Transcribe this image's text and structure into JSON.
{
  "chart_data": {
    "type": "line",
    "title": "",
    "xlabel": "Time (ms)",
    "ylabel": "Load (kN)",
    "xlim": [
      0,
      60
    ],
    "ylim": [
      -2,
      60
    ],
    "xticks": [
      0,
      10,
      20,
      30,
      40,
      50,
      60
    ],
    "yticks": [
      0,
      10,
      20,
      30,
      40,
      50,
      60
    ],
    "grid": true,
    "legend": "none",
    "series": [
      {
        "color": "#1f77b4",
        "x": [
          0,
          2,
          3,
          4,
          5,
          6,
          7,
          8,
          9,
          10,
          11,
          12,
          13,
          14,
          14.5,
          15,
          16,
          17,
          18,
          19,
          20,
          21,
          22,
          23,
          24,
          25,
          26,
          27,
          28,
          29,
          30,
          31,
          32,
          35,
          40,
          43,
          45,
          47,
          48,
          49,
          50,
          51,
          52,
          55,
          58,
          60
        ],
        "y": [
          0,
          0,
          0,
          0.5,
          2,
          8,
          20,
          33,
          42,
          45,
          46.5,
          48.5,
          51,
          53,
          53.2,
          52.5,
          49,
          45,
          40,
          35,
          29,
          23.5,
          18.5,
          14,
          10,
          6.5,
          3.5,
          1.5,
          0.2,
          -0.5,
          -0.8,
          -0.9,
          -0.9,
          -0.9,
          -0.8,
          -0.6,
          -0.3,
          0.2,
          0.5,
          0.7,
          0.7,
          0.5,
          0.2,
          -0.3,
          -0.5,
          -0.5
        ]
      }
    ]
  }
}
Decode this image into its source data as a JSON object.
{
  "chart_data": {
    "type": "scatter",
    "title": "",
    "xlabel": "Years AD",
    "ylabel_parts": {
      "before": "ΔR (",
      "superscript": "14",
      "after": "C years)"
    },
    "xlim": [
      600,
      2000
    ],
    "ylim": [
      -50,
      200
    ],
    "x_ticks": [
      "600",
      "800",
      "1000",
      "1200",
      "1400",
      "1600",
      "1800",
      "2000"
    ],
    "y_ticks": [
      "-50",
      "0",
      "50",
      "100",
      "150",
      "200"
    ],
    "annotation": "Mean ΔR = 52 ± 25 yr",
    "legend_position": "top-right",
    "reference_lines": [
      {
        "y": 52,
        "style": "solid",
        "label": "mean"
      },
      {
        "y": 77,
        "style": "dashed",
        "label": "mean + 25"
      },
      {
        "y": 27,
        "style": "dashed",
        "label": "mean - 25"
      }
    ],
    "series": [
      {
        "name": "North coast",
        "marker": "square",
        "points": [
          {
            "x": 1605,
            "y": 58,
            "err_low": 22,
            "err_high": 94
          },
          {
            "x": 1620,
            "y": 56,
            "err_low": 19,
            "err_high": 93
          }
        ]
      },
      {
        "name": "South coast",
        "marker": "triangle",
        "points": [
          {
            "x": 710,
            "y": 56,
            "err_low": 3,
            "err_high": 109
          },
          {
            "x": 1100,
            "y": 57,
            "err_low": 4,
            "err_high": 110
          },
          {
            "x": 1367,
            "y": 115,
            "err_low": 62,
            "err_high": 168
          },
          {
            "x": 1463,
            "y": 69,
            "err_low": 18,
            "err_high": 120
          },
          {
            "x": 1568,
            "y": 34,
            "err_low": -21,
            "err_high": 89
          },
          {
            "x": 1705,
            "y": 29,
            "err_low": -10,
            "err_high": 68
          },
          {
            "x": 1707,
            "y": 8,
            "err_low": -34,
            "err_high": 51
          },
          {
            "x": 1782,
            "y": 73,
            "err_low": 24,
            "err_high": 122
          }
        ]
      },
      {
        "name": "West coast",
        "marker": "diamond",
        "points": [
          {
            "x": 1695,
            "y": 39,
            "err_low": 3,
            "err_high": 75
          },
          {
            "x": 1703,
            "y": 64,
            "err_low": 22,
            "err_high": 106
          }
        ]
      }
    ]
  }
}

########

- [THE EXERCISE]:
A single figure is required: the number of lines above in which the word "coast" occurs.

- [WRITTEN REPLY]:
3